**Provided data:**
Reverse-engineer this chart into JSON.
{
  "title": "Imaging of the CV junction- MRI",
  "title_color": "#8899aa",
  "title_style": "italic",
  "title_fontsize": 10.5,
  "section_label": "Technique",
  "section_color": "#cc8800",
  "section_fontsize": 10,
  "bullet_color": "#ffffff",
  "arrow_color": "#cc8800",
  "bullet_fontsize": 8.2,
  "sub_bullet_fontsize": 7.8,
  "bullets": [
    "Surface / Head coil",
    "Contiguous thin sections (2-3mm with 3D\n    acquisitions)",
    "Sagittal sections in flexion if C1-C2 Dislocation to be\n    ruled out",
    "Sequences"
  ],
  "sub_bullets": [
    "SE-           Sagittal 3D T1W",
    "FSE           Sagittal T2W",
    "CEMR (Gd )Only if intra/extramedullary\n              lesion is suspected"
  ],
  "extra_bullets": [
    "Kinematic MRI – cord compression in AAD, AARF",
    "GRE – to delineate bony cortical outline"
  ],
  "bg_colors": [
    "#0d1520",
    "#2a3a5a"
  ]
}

**Task statement:**
Type out the whole listing above again, exactly as it stands.

**Completed task:**
Reverse-engineer this chart into JSON.
{
  "title": "Imaging of the CV junction- MRI",
  "title_color": "#8899aa",
  "title_style": "italic",
  "title_fontsize": 10.5,
  "section_label": "Technique",
  "section_color": "#cc8800",
  "section_fontsize": 10,
  "bullet_color": "#ffffff",
  "arrow_color": "#cc8800",
  "bullet_fontsize": 8.2,
  "sub_bullet_fontsize": 7.8,
  "bullets": [
    "Surface / Head coil",
    "Contiguous thin sections (2-3mm with 3D\n    acquisitions)",
    "Sagittal sections in flexion if C1-C2 Dislocation to be\n    ruled out",
    "Sequences"
  ],
  "sub_bullets": [
    "SE-           Sagittal 3D T1W",
    "FSE           Sagittal T2W",
    "CEMR (Gd )Only if intra/extramedullary\n              lesion is suspected"
  ],
  "extra_bullets": [
    "Kinematic MRI – cord compression in AAD, AARF",
    "GRE – to delineate bony cortical outline"
  ],
  "bg_colors": [
    "#0d1520",
    "#2a3a5a"
  ]
}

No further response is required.